→ EXTRACTED ENTRIES:

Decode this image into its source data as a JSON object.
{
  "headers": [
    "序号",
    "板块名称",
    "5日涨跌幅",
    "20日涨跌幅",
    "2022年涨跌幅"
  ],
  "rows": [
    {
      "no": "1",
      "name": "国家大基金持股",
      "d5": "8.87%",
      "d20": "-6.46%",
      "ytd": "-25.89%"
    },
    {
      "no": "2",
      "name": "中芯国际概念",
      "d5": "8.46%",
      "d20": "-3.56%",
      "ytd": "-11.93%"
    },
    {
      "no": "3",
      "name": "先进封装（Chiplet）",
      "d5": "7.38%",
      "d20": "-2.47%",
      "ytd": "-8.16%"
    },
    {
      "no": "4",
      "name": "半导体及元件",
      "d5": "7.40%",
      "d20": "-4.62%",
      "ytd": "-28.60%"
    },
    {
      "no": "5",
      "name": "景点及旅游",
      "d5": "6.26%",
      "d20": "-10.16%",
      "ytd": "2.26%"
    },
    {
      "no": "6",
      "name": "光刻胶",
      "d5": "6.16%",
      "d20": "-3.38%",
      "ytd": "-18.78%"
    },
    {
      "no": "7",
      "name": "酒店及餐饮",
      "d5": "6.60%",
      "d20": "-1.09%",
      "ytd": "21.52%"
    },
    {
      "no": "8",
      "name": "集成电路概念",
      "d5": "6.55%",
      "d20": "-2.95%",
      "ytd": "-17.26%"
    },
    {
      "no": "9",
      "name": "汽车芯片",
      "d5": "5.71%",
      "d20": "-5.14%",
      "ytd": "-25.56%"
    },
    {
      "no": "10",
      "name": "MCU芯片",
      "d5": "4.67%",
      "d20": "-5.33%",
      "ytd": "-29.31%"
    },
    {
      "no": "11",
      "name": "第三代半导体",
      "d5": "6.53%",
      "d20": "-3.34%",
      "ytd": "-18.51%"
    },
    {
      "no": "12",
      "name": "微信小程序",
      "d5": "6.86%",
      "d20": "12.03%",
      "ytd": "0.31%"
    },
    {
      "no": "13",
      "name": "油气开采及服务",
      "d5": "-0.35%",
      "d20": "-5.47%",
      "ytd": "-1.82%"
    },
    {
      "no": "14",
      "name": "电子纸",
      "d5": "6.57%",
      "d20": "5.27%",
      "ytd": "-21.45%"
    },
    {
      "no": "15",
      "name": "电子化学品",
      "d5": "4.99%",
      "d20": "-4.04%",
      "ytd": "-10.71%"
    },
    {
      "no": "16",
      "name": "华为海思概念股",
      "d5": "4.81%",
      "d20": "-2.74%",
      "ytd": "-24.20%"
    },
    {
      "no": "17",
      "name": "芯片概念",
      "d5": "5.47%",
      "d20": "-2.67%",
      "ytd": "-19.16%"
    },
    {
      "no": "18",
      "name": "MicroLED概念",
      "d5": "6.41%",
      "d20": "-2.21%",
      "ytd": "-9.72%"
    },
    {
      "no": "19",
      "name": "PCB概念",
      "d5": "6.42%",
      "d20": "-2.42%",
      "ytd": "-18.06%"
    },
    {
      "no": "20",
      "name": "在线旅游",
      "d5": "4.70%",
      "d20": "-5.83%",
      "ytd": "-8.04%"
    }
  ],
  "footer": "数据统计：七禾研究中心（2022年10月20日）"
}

--

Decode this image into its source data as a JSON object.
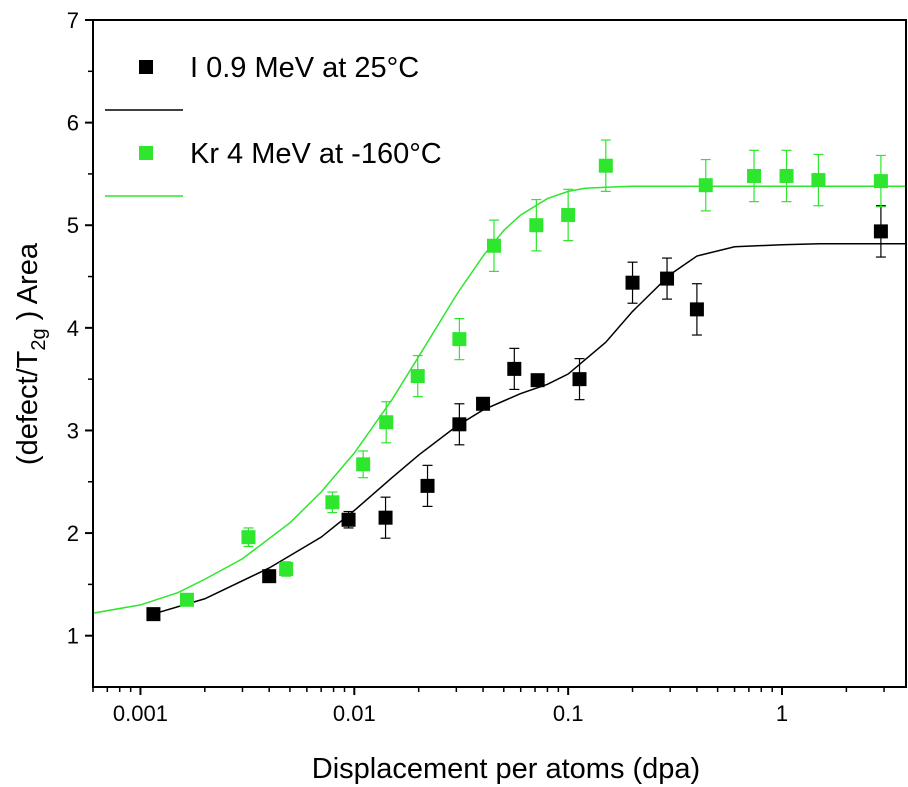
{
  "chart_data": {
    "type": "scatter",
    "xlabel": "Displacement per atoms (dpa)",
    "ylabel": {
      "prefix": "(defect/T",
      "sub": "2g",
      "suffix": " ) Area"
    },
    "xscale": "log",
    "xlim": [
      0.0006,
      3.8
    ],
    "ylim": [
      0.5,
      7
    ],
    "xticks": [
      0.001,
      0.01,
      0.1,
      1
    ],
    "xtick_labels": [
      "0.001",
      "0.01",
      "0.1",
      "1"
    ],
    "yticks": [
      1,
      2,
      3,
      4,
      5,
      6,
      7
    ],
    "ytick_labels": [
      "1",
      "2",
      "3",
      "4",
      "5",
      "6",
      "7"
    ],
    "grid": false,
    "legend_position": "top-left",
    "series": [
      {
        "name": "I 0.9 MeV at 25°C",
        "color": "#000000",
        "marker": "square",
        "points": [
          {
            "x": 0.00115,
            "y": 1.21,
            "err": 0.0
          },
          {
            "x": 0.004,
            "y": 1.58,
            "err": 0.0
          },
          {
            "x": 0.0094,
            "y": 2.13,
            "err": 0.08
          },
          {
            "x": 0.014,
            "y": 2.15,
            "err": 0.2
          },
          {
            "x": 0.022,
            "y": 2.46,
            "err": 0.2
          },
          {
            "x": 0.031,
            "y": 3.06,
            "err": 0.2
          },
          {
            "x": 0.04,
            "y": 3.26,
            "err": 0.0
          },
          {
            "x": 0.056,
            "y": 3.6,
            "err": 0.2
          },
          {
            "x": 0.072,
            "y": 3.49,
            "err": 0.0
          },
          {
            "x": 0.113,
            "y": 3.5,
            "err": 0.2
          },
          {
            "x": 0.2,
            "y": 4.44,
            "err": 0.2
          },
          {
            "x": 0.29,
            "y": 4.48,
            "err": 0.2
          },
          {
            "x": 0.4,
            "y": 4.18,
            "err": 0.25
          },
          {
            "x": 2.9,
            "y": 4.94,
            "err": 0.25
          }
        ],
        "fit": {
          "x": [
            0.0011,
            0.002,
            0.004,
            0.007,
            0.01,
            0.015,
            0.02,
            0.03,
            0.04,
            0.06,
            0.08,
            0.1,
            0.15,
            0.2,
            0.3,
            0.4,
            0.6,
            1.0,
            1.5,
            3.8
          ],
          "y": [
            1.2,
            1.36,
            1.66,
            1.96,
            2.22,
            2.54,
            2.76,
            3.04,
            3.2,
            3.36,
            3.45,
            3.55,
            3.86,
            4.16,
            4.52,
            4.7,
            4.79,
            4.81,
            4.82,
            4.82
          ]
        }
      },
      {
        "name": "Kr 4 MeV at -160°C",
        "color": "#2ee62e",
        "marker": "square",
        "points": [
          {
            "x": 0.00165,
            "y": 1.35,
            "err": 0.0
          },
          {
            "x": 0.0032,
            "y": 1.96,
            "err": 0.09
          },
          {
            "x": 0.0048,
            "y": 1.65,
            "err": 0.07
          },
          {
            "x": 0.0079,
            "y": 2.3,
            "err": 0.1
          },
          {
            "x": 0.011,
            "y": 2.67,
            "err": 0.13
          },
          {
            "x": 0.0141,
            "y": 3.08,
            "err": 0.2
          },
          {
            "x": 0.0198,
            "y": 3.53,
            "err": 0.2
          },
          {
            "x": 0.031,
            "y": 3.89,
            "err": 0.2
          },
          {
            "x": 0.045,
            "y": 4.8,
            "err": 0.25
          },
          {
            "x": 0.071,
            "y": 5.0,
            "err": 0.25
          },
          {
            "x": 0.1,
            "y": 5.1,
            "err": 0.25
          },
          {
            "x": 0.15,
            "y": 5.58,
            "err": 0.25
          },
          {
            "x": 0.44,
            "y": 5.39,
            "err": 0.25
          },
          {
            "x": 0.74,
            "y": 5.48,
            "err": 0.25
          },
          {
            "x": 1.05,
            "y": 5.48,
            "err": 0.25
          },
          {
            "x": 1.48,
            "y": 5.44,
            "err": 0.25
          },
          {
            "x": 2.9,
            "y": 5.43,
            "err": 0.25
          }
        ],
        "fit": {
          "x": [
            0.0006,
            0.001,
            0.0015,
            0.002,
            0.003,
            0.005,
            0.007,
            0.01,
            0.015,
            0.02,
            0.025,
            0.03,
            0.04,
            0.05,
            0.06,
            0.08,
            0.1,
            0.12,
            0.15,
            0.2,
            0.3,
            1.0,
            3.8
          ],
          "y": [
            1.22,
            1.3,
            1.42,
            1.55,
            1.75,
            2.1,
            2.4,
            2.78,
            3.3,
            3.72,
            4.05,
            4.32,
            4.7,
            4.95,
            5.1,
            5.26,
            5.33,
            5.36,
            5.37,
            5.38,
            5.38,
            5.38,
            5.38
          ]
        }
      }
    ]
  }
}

==

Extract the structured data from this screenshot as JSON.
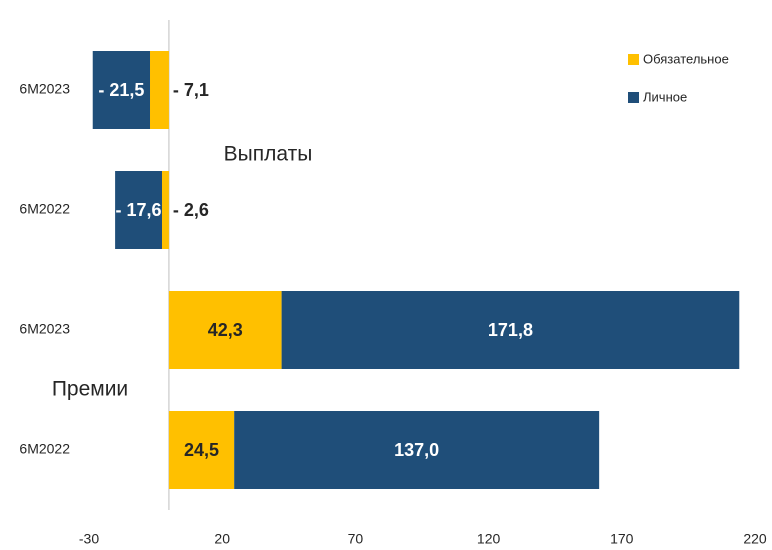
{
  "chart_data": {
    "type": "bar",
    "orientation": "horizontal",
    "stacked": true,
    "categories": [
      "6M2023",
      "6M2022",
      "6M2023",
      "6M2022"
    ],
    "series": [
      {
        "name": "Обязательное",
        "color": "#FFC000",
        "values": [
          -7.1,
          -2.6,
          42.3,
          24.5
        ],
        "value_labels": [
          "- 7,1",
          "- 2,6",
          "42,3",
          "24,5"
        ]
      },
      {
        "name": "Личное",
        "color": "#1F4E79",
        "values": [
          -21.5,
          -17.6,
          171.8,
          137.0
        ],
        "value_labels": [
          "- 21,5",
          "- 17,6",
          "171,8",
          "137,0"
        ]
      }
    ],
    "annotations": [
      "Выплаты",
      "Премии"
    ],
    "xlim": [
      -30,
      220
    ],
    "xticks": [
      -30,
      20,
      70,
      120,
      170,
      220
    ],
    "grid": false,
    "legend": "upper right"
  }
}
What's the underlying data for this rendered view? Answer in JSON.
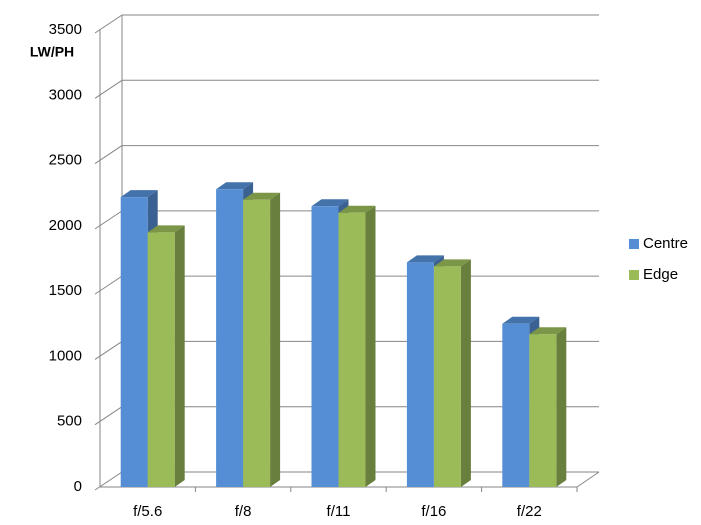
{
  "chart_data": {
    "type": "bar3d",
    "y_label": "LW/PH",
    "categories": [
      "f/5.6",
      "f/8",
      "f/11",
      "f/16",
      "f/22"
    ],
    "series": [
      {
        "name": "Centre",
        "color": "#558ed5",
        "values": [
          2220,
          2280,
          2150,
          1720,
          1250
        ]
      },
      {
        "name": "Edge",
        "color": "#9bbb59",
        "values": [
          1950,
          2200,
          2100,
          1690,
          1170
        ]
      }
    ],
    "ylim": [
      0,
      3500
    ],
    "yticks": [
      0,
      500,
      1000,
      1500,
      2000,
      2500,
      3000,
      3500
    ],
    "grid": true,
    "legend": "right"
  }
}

→ WHAT THIS TASK INVOLVES: Return all the lines that contain the string "JSON".

→ REPLY TO THE EXERCISE:
Decode this image into its source data as a JSON object.
Decode this image into its source data as a JSON object.
Extract the structured data from this screenshot as JSON.
What's the underlying data for this rendered view? Answer in JSON.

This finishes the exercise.